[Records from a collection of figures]
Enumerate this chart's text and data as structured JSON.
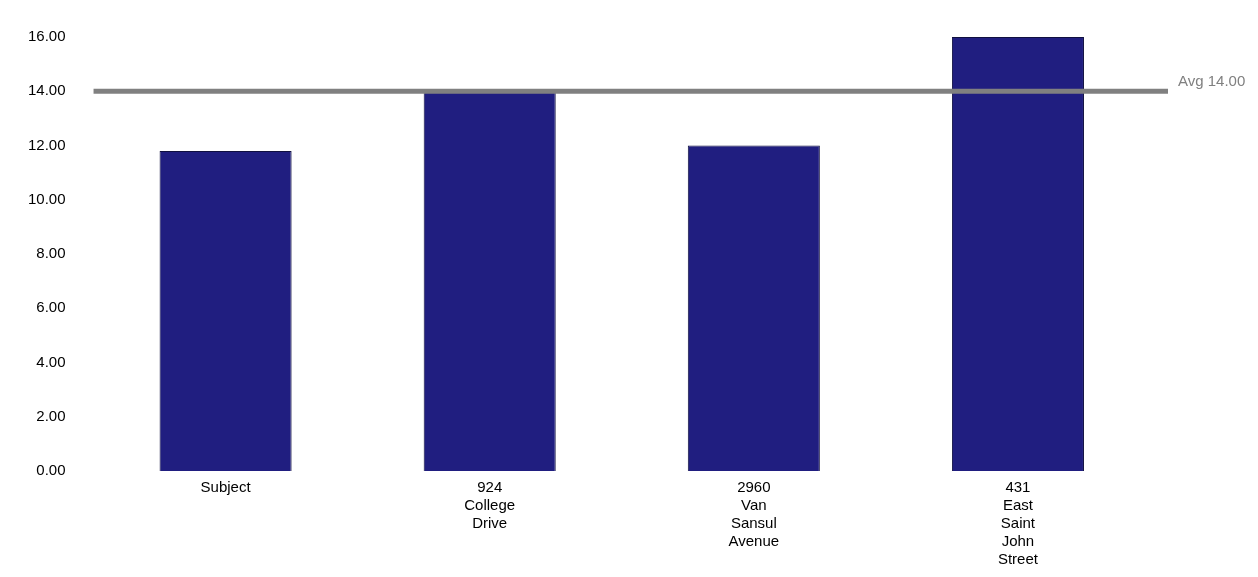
{
  "chart_data": {
    "type": "bar",
    "categories": [
      "Subject",
      "924 College Drive",
      "2960 Van Sansul Avenue",
      "431 East Saint John Street"
    ],
    "values": [
      11.8,
      14.0,
      12.0,
      16.0
    ],
    "color": "#201e80",
    "ylim": [
      0,
      16
    ],
    "yticks": [
      {
        "value": 0,
        "label": "0.00"
      },
      {
        "value": 2,
        "label": "2.00"
      },
      {
        "value": 4,
        "label": "4.00"
      },
      {
        "value": 6,
        "label": "6.00"
      },
      {
        "value": 8,
        "label": "8.00"
      },
      {
        "value": 10,
        "label": "10.00"
      },
      {
        "value": 12,
        "label": "12.00"
      },
      {
        "value": 14,
        "label": "14.00"
      },
      {
        "value": 16,
        "label": "16.00"
      }
    ],
    "grid": false,
    "ref_lines": [
      {
        "axis": "y",
        "value": 14.0,
        "label": "Avg 14.00",
        "color": "#808080"
      }
    ]
  }
}
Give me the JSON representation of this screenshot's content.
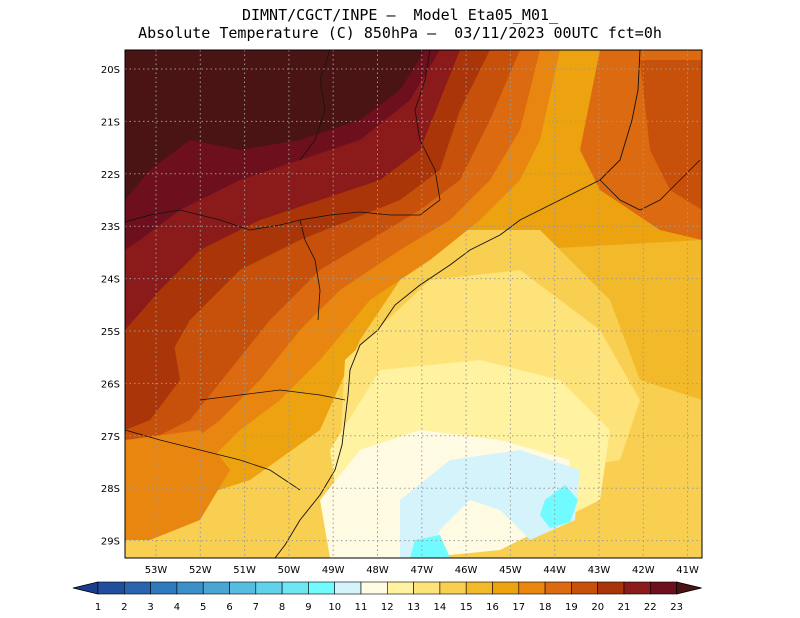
{
  "title_line1": "DIMNT/CGCT/INPE –  Model Eta05_M01_",
  "title_line2": "Absolute Temperature (C) 850hPa –  03/11/2023 00UTC fct=0h",
  "map": {
    "lat_labels": [
      "20S",
      "21S",
      "22S",
      "23S",
      "24S",
      "25S",
      "26S",
      "27S",
      "28S",
      "29S"
    ],
    "lon_labels": [
      "53W",
      "52W",
      "51W",
      "50W",
      "49W",
      "48W",
      "47W",
      "46W",
      "45W",
      "44W",
      "43W",
      "42W",
      "41W"
    ]
  },
  "colorbar": {
    "labels": [
      "1",
      "2",
      "3",
      "4",
      "5",
      "6",
      "7",
      "8",
      "9",
      "10",
      "11",
      "12",
      "13",
      "14",
      "15",
      "16",
      "17",
      "18",
      "19",
      "20",
      "21",
      "22",
      "23"
    ],
    "colors": [
      "#1a3c8f",
      "#204d9e",
      "#2a63b0",
      "#2f7abf",
      "#3b90c9",
      "#49a6d3",
      "#57bde0",
      "#62d2eb",
      "#6ee6f2",
      "#6ffbff",
      "#d4f3fb",
      "#fffbe3",
      "#fff2a0",
      "#fde37a",
      "#f8cf50",
      "#f2b92a",
      "#eda20f",
      "#e88610",
      "#dc6a10",
      "#c7510b",
      "#a93508",
      "#8b1a1a",
      "#6e0f1e",
      "#4a1414"
    ],
    "left_cap": "#1a3c8f",
    "right_cap": "#4a1414"
  },
  "legend_colors": {
    "t23": "#4a1414",
    "t22": "#6e0f1e",
    "t21": "#8b1a1a",
    "t20": "#a93508",
    "t19": "#c7510b",
    "t18": "#dc6a10",
    "t17": "#e88610",
    "t16": "#eda20f",
    "t15": "#f2b92a",
    "t14": "#f8cf50",
    "t13": "#fde37a",
    "t12": "#fff2a0",
    "t11": "#fffbe3",
    "t10": "#d4f3fb",
    "t9": "#6ffbff",
    "t8": "#62d2eb"
  }
}
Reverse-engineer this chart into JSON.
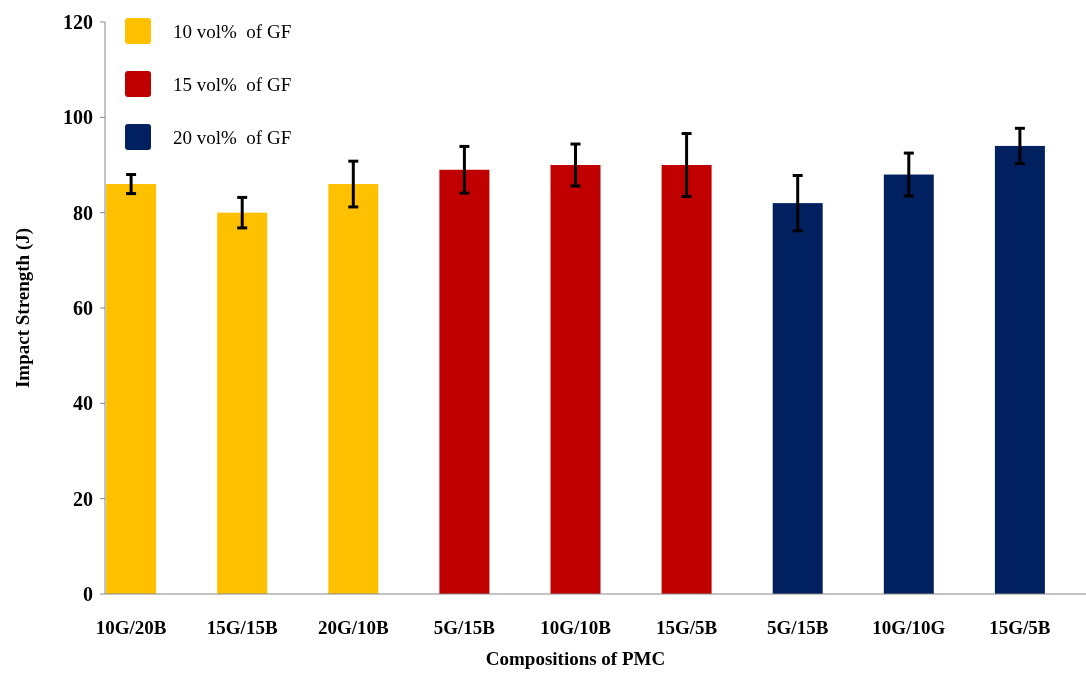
{
  "chart_data": {
    "type": "bar",
    "xlabel": "Compositions of PMC",
    "ylabel": "Impact Strength (J)",
    "categories": [
      "10G/20B",
      "15G/15B",
      "20G/10B",
      "5G/15B",
      "10G/10B",
      "15G/5B",
      "5G/15B",
      "10G/10G",
      "15G/5B"
    ],
    "series": [
      {
        "name": "10 vol%  of GF",
        "color": "#ffc000",
        "values": [
          86,
          80,
          86,
          null,
          null,
          null,
          null,
          null,
          null
        ],
        "errors": [
          2,
          3.2,
          4.8,
          null,
          null,
          null,
          null,
          null,
          null
        ]
      },
      {
        "name": "15 vol%  of GF",
        "color": "#c00000",
        "values": [
          null,
          null,
          null,
          89,
          90,
          90,
          null,
          null,
          null
        ],
        "errors": [
          null,
          null,
          null,
          4.9,
          4.4,
          6.6,
          null,
          null,
          null
        ]
      },
      {
        "name": "20 vol%  of GF",
        "color": "#002060",
        "values": [
          null,
          null,
          null,
          null,
          null,
          null,
          82,
          88,
          94
        ],
        "errors": [
          null,
          null,
          null,
          null,
          null,
          null,
          5.8,
          4.5,
          3.7
        ]
      }
    ],
    "ylim": [
      0,
      120
    ],
    "yticks": [
      0,
      20,
      40,
      60,
      80,
      100,
      120
    ],
    "legend": "top left"
  }
}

Set problem → Give all the entries again exactly, dropping each picture.

Solution to this exercise →
Enumerate this chart's text and data as structured JSON.
{
  "chart_data": {
    "type": "bar",
    "categories": [
      "Subject",
      "924 College Drive",
      "2960 Van Sansul Avenue",
      "431 East Saint John Street"
    ],
    "values": [
      11.8,
      14.0,
      12.0,
      16.0
    ],
    "color": "#201e80",
    "ylim": [
      0,
      16
    ],
    "yticks": [
      {
        "value": 0,
        "label": "0.00"
      },
      {
        "value": 2,
        "label": "2.00"
      },
      {
        "value": 4,
        "label": "4.00"
      },
      {
        "value": 6,
        "label": "6.00"
      },
      {
        "value": 8,
        "label": "8.00"
      },
      {
        "value": 10,
        "label": "10.00"
      },
      {
        "value": 12,
        "label": "12.00"
      },
      {
        "value": 14,
        "label": "14.00"
      },
      {
        "value": 16,
        "label": "16.00"
      }
    ],
    "grid": false,
    "ref_lines": [
      {
        "axis": "y",
        "value": 14.0,
        "label": "Avg 14.00",
        "color": "#808080"
      }
    ]
  }
}
Give me the JSON representation of this screenshot's content.
{
  "title_line1": "DIMNT/CGCT/INPE –  Model Eta05_M01_",
  "title_line2": "Absolute Temperature (C) 850hPa –  03/11/2023 00UTC fct=0h",
  "map": {
    "lat_labels": [
      "20S",
      "21S",
      "22S",
      "23S",
      "24S",
      "25S",
      "26S",
      "27S",
      "28S",
      "29S"
    ],
    "lon_labels": [
      "53W",
      "52W",
      "51W",
      "50W",
      "49W",
      "48W",
      "47W",
      "46W",
      "45W",
      "44W",
      "43W",
      "42W",
      "41W"
    ]
  },
  "colorbar": {
    "labels": [
      "1",
      "2",
      "3",
      "4",
      "5",
      "6",
      "7",
      "8",
      "9",
      "10",
      "11",
      "12",
      "13",
      "14",
      "15",
      "16",
      "17",
      "18",
      "19",
      "20",
      "21",
      "22",
      "23"
    ],
    "colors": [
      "#1a3c8f",
      "#204d9e",
      "#2a63b0",
      "#2f7abf",
      "#3b90c9",
      "#49a6d3",
      "#57bde0",
      "#62d2eb",
      "#6ee6f2",
      "#6ffbff",
      "#d4f3fb",
      "#fffbe3",
      "#fff2a0",
      "#fde37a",
      "#f8cf50",
      "#f2b92a",
      "#eda20f",
      "#e88610",
      "#dc6a10",
      "#c7510b",
      "#a93508",
      "#8b1a1a",
      "#6e0f1e",
      "#4a1414"
    ],
    "left_cap": "#1a3c8f",
    "right_cap": "#4a1414"
  },
  "legend_colors": {
    "t23": "#4a1414",
    "t22": "#6e0f1e",
    "t21": "#8b1a1a",
    "t20": "#a93508",
    "t19": "#c7510b",
    "t18": "#dc6a10",
    "t17": "#e88610",
    "t16": "#eda20f",
    "t15": "#f2b92a",
    "t14": "#f8cf50",
    "t13": "#fde37a",
    "t12": "#fff2a0",
    "t11": "#fffbe3",
    "t10": "#d4f3fb",
    "t9": "#6ffbff",
    "t8": "#62d2eb"
  }
}
Reverse-engineer this chart into JSON.
{
  "chart_data": {
    "type": "bar",
    "xlabel": "Compositions of PMC",
    "ylabel": "Impact Strength (J)",
    "categories": [
      "10G/20B",
      "15G/15B",
      "20G/10B",
      "5G/15B",
      "10G/10B",
      "15G/5B",
      "5G/15B",
      "10G/10G",
      "15G/5B"
    ],
    "series": [
      {
        "name": "10 vol%  of GF",
        "color": "#ffc000",
        "values": [
          86,
          80,
          86,
          null,
          null,
          null,
          null,
          null,
          null
        ],
        "errors": [
          2,
          3.2,
          4.8,
          null,
          null,
          null,
          null,
          null,
          null
        ]
      },
      {
        "name": "15 vol%  of GF",
        "color": "#c00000",
        "values": [
          null,
          null,
          null,
          89,
          90,
          90,
          null,
          null,
          null
        ],
        "errors": [
          null,
          null,
          null,
          4.9,
          4.4,
          6.6,
          null,
          null,
          null
        ]
      },
      {
        "name": "20 vol%  of GF",
        "color": "#002060",
        "values": [
          null,
          null,
          null,
          null,
          null,
          null,
          82,
          88,
          94
        ],
        "errors": [
          null,
          null,
          null,
          null,
          null,
          null,
          5.8,
          4.5,
          3.7
        ]
      }
    ],
    "ylim": [
      0,
      120
    ],
    "yticks": [
      0,
      20,
      40,
      60,
      80,
      100,
      120
    ],
    "legend": "top left"
  }
}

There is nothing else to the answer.